GIVEN TASK: The data below should be restated word for word, with every picture omitted.

▬▬▬▬▬▬▬▬▬▬

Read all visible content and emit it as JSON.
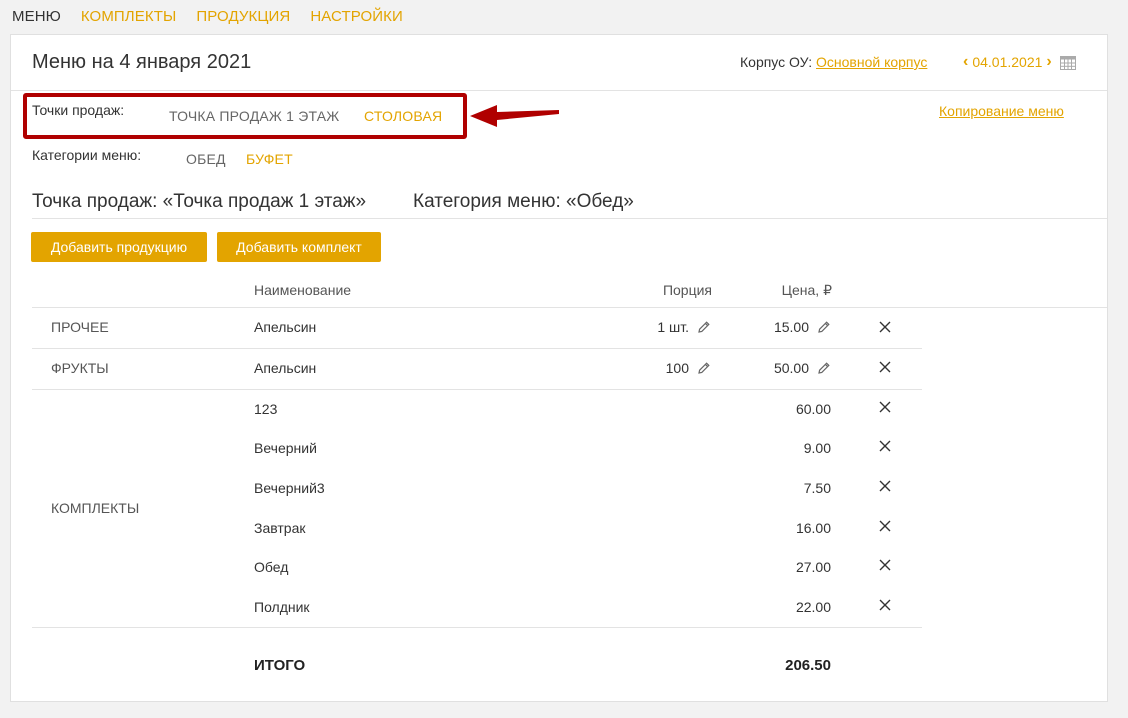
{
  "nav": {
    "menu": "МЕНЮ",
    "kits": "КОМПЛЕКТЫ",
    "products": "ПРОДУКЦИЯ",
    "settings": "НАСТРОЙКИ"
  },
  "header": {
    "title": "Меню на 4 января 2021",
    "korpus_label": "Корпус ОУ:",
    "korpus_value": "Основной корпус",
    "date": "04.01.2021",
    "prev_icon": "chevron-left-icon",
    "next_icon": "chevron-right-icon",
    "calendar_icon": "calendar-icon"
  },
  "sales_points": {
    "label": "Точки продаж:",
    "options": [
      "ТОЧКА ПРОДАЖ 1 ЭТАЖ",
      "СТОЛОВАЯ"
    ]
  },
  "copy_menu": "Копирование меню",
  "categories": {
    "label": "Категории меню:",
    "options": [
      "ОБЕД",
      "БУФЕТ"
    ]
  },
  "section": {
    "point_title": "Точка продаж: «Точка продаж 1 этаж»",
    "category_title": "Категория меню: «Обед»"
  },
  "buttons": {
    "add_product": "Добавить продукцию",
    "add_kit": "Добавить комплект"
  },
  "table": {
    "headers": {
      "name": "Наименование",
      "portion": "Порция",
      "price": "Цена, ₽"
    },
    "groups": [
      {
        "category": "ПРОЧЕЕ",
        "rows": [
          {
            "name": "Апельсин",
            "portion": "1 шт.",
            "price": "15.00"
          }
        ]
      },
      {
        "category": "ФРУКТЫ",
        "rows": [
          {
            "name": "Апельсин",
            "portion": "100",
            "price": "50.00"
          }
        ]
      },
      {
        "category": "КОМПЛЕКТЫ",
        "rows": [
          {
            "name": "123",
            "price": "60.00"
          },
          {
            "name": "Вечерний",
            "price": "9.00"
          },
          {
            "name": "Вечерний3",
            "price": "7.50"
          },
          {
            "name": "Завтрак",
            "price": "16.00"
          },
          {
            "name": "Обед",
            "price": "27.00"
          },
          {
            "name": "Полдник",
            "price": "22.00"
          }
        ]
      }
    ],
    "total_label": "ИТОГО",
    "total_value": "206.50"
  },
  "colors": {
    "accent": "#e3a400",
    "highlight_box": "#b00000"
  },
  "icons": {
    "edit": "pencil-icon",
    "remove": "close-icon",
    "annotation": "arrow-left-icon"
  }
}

▬▬▬▬▬▬▬▬▬▬

WORKED ANSWER:
Read all visible content and emit it as JSON.
{
  "nav": {
    "menu": "МЕНЮ",
    "kits": "КОМПЛЕКТЫ",
    "products": "ПРОДУКЦИЯ",
    "settings": "НАСТРОЙКИ"
  },
  "header": {
    "title": "Меню на 4 января 2021",
    "korpus_label": "Корпус ОУ:",
    "korpus_value": "Основной корпус",
    "date": "04.01.2021",
    "prev_icon": "chevron-left-icon",
    "next_icon": "chevron-right-icon",
    "calendar_icon": "calendar-icon"
  },
  "sales_points": {
    "label": "Точки продаж:",
    "options": [
      "ТОЧКА ПРОДАЖ 1 ЭТАЖ",
      "СТОЛОВАЯ"
    ]
  },
  "copy_menu": "Копирование меню",
  "categories": {
    "label": "Категории меню:",
    "options": [
      "ОБЕД",
      "БУФЕТ"
    ]
  },
  "section": {
    "point_title": "Точка продаж: «Точка продаж 1 этаж»",
    "category_title": "Категория меню: «Обед»"
  },
  "buttons": {
    "add_product": "Добавить продукцию",
    "add_kit": "Добавить комплект"
  },
  "table": {
    "headers": {
      "name": "Наименование",
      "portion": "Порция",
      "price": "Цена, ₽"
    },
    "groups": [
      {
        "category": "ПРОЧЕЕ",
        "rows": [
          {
            "name": "Апельсин",
            "portion": "1 шт.",
            "price": "15.00"
          }
        ]
      },
      {
        "category": "ФРУКТЫ",
        "rows": [
          {
            "name": "Апельсин",
            "portion": "100",
            "price": "50.00"
          }
        ]
      },
      {
        "category": "КОМПЛЕКТЫ",
        "rows": [
          {
            "name": "123",
            "price": "60.00"
          },
          {
            "name": "Вечерний",
            "price": "9.00"
          },
          {
            "name": "Вечерний3",
            "price": "7.50"
          },
          {
            "name": "Завтрак",
            "price": "16.00"
          },
          {
            "name": "Обед",
            "price": "27.00"
          },
          {
            "name": "Полдник",
            "price": "22.00"
          }
        ]
      }
    ],
    "total_label": "ИТОГО",
    "total_value": "206.50"
  },
  "colors": {
    "accent": "#e3a400",
    "highlight_box": "#b00000"
  },
  "icons": {
    "edit": "pencil-icon",
    "remove": "close-icon",
    "annotation": "arrow-left-icon"
  }
}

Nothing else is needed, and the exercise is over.